EXERCISE INSTRUCTIONS →
Determine how many lines carry the word "ldquo". Output that number only.

TASK DATA →
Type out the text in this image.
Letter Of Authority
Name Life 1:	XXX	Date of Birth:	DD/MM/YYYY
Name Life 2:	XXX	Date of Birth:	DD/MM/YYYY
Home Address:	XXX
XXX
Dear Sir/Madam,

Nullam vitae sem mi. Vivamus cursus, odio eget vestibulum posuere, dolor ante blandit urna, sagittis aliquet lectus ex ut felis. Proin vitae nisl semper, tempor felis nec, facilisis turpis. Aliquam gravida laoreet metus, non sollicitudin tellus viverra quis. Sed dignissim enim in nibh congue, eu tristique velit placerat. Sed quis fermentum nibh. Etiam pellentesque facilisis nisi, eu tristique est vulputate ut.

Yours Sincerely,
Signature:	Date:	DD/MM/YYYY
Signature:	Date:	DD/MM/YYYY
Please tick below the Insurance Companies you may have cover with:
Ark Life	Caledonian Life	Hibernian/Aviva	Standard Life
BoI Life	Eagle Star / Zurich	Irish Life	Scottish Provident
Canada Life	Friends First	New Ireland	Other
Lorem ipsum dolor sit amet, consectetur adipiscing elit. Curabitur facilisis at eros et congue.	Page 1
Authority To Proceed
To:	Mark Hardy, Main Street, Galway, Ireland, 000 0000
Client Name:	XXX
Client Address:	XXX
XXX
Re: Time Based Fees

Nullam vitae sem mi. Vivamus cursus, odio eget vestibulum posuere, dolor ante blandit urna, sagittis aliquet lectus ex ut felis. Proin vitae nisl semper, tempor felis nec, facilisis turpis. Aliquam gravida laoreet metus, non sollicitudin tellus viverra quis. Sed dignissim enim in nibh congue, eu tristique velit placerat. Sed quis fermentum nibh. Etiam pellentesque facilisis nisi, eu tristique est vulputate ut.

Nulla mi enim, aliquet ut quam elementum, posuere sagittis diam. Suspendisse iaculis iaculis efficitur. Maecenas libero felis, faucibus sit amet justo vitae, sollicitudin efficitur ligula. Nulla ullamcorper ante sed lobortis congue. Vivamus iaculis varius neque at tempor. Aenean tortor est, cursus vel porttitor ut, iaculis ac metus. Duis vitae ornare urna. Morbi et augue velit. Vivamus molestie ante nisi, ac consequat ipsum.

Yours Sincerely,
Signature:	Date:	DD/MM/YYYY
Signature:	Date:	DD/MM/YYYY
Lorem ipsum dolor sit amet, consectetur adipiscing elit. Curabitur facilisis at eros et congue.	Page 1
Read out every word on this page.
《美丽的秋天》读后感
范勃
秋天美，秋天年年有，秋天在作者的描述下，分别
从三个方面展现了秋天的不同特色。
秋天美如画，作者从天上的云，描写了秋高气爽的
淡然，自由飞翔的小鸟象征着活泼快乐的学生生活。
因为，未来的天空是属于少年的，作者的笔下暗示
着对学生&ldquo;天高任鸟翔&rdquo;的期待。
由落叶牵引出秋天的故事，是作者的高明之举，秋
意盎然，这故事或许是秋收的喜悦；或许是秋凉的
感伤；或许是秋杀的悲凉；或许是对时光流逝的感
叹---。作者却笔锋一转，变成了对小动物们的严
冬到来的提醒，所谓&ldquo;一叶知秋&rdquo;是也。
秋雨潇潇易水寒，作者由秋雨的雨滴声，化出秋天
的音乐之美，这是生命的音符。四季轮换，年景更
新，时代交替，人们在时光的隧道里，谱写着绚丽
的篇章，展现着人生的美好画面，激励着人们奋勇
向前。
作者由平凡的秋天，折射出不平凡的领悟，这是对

FULL SOLUTION →
2